Tasks to carry out:
- a) In the job-market post, what qualifications and clean-record points does toe_Cutter list in the quoted passage? Give each one.
- b) Retype the part of the job-market post that begins at the words "At my place" and stops after the words "than the other?".

Passage to read:
[Start of section]

My daughter, who graduated college in the middle of Covid, took around 2 months to work her way into employment. First part time for a month, then a full time position. A year later, she took her 12 months of experience for a spin, got 3 offers in a week, accepted the second, then turned it down when the 3rd beat it the same afternoon, and is moving on to a publicly traded multi-national corporation with a 35% bump in pay plus bonuses. I know you are an engineer, but it is difficult to see the job market for white collar folks in a bad light right now. Depending on major of course.
My son upon high school graduation applied for post high school positions, and went to work for Target. Then went to Amazon for a couple years. Paying on his student loan as he went, graduating this December. He'll get a job, my bet is before the end of January, and will probably do that at the same time as he gets his masters.
At my place of employment we've recently hired 3 people, one of them had been out of work for a year or two. Another had gone the consultant route, and decided to get something more steady. The third is settling in, relatively young and from the Rocky Mt west, enjoying life in the big city, learning as she goes. All good wages and benefits expected, but none of these kinds of jobs are available without some basic STEM education certainly.
There are places in this country that are economic powerhouses. There are far more that aren't. I've lived in both. Do you have the option of moving to one, rather than the other?
toe_Cutter wrote:I have an electrical engineering degree and at the time had about 9 years experience in that field, and was applying to jobs in my field as well as any crap jobs I could find just to have money coming in to avoid exhausting my hard won savings. I have no criminal record, an excellent credit score, and otherwise no blemishes.

[End of section]

Saved data entries:
[Start of section]

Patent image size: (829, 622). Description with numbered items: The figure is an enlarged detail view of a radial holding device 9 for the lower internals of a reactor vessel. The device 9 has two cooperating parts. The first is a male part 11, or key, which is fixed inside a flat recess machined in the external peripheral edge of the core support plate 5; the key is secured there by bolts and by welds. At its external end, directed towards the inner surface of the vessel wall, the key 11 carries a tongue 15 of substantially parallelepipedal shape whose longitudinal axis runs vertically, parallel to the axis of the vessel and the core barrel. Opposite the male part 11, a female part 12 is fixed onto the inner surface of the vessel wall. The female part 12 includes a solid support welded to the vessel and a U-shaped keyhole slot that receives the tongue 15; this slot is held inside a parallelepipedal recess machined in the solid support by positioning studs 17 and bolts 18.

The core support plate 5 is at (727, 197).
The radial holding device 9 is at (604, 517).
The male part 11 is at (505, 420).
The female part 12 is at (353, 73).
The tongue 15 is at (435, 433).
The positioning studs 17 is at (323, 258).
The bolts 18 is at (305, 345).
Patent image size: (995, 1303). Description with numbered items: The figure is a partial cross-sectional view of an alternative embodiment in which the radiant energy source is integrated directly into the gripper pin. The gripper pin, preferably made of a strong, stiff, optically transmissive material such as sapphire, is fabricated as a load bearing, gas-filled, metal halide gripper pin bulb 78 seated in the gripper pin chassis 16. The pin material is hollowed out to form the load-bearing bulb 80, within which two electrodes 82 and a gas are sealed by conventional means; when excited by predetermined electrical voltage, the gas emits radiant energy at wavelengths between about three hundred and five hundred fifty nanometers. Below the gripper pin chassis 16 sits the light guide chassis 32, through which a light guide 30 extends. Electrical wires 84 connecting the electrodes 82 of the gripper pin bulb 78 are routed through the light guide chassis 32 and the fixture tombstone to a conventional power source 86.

[End of section]

Expected results:
- a)
- An electrical engineering degree
- About 9 years of experience in that field at the time
- No criminal record
- An excellent credit score
- Otherwise no blemishes

- b)
At my place of employment we've recently hired 3 people, one of them had been out of work for a year or two. Another had gone the consultant route, and decided to get something more steady. The third is settling in, relatively young and from the Rocky Mt west, enjoying life in the big city, learning as she goes. All good wages and benefits expected, but none of these kinds of jobs are available without some basic STEM education certainly.
There are places in this country that are economic powerhouses. There are far more that aren't. I've lived in both. Do you have the option of moving to one, rather than the other?